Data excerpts
------------------------------------------------
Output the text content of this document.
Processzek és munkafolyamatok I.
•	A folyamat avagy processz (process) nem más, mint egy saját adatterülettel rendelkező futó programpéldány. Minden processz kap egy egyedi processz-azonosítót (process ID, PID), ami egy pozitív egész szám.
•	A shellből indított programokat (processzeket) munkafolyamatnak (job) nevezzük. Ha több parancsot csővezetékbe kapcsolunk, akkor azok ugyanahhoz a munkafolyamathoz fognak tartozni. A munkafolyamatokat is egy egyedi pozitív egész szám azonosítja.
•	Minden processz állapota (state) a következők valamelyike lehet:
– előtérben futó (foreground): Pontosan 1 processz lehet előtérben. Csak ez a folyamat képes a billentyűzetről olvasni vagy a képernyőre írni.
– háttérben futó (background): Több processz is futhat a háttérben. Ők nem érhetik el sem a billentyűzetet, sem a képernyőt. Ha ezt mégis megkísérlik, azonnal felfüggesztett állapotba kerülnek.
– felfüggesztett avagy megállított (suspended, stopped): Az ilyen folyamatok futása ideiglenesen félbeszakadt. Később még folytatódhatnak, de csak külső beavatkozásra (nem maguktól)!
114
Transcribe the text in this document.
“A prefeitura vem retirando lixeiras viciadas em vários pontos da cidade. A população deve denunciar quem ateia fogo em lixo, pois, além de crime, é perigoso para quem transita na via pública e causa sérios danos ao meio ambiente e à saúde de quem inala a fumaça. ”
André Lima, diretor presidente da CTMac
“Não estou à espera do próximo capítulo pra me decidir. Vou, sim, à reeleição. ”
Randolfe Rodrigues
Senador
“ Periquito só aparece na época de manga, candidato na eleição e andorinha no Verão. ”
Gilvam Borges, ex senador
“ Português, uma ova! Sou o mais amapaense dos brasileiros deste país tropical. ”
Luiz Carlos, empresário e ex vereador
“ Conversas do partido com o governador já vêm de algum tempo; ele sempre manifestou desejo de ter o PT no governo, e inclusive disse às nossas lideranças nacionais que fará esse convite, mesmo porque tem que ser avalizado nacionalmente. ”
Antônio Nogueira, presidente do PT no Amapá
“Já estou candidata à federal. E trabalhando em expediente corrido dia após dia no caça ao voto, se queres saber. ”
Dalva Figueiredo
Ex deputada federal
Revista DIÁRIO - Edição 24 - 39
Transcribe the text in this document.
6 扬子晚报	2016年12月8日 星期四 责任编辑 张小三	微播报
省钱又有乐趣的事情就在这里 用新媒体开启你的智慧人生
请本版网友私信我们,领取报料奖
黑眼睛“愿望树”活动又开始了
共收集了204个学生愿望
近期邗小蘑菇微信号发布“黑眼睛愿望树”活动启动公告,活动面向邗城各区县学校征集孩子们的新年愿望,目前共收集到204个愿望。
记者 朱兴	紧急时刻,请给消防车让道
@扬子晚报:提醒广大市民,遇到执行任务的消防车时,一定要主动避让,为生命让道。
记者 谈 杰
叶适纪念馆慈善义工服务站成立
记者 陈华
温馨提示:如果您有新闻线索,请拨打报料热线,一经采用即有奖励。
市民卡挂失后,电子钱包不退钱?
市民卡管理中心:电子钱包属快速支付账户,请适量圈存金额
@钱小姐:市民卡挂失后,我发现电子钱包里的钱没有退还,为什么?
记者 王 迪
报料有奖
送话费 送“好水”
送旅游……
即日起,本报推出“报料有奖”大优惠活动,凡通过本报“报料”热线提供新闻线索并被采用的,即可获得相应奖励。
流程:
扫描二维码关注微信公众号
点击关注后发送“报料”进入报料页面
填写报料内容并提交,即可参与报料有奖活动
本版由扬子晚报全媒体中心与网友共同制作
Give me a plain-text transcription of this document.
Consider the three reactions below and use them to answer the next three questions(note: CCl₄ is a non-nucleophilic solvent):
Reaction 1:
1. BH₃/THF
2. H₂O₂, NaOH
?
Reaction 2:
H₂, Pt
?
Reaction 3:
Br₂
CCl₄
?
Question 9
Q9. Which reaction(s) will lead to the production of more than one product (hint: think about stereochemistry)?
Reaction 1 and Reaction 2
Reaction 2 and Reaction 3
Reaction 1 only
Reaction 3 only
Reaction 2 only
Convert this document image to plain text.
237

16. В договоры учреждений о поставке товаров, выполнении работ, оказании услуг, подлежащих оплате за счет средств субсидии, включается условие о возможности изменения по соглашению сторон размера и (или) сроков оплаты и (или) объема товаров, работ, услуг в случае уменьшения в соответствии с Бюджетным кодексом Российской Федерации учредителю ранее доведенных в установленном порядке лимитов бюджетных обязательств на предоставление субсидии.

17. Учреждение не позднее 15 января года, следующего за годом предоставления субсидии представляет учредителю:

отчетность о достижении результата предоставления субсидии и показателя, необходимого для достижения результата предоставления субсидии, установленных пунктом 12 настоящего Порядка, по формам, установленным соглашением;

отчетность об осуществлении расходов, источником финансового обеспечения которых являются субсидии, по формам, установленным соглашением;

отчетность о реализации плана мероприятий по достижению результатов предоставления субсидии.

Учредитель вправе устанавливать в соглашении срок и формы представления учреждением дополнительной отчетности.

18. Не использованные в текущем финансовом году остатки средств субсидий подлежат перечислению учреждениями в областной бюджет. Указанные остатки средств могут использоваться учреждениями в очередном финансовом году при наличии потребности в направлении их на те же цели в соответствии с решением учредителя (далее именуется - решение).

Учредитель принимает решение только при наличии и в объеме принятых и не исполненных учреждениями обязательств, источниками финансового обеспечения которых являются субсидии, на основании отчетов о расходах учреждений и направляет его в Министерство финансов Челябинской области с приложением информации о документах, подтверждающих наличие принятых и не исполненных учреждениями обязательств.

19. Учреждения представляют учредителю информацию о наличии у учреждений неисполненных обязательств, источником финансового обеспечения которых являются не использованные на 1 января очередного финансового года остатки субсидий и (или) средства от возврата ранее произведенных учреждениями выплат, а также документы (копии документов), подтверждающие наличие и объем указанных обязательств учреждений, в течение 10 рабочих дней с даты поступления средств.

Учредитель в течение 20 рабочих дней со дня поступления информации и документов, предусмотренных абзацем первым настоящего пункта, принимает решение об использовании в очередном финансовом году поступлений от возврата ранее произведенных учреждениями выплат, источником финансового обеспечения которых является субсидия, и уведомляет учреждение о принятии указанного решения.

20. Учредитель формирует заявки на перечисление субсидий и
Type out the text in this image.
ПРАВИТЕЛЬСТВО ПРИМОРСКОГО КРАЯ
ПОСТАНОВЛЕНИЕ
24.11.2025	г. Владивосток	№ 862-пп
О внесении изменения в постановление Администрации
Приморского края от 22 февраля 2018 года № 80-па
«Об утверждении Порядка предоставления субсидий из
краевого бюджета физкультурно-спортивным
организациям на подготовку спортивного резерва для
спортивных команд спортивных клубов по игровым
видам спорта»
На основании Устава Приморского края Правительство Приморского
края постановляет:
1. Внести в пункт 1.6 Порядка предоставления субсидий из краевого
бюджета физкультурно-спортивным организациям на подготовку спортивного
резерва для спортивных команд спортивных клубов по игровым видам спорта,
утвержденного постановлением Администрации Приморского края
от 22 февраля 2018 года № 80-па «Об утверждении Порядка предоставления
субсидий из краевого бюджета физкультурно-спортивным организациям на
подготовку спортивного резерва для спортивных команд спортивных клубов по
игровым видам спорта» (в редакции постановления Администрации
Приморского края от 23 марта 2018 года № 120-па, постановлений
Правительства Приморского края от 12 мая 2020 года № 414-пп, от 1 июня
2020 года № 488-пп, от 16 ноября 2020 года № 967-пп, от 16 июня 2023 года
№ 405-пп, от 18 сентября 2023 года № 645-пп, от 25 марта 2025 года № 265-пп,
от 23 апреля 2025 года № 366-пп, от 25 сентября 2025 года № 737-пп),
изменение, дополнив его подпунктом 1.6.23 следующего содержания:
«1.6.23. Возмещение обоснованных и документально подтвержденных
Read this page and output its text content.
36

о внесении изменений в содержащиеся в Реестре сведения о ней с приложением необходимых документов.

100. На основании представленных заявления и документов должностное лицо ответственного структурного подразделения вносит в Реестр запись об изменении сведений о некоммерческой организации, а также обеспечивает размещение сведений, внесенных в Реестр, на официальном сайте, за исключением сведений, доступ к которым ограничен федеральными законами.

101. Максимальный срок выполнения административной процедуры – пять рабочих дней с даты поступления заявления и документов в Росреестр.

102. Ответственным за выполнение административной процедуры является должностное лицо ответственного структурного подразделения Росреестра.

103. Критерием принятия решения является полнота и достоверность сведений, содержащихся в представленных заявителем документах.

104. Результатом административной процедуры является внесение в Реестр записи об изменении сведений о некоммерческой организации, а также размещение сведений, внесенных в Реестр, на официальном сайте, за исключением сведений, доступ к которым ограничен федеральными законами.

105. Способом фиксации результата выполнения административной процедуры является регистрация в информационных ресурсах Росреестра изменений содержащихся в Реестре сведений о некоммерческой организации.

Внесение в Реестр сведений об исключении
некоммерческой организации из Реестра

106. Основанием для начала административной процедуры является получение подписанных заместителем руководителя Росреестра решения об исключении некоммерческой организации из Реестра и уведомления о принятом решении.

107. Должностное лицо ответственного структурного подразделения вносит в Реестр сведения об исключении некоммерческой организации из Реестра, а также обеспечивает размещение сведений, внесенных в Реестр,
------------------------------------------------
> Aim:
Copy every line above in which the string "являются" shows up.

> Result of this exercise:
отчетность об осуществлении расходов, источником финансового обеспечения которых являются субсидии, по формам, установленным соглашением;
Учредитель принимает решение только при наличии и в объеме принятых и не исполненных учреждениями обязательств, источниками финансового обеспечения которых являются субсидии, на основании отчетов о расходах учреждений и направляет его в Министерство финансов Челябинской области с приложением информации о документах, подтверждающих наличие принятых и не исполненных учреждениями обязательств.
19. Учреждения представляют учредителю информацию о наличии у учреждений неисполненных обязательств, источником финансового обеспечения которых являются не использованные на 1 января очередного финансового года остатки субсидий и (или) средства от возврата ранее произведенных учреждениями выплат, а также документы (копии документов), подтверждающие наличие и объем указанных обязательств учреждений, в течение 10 рабочих дней с даты поступления средств.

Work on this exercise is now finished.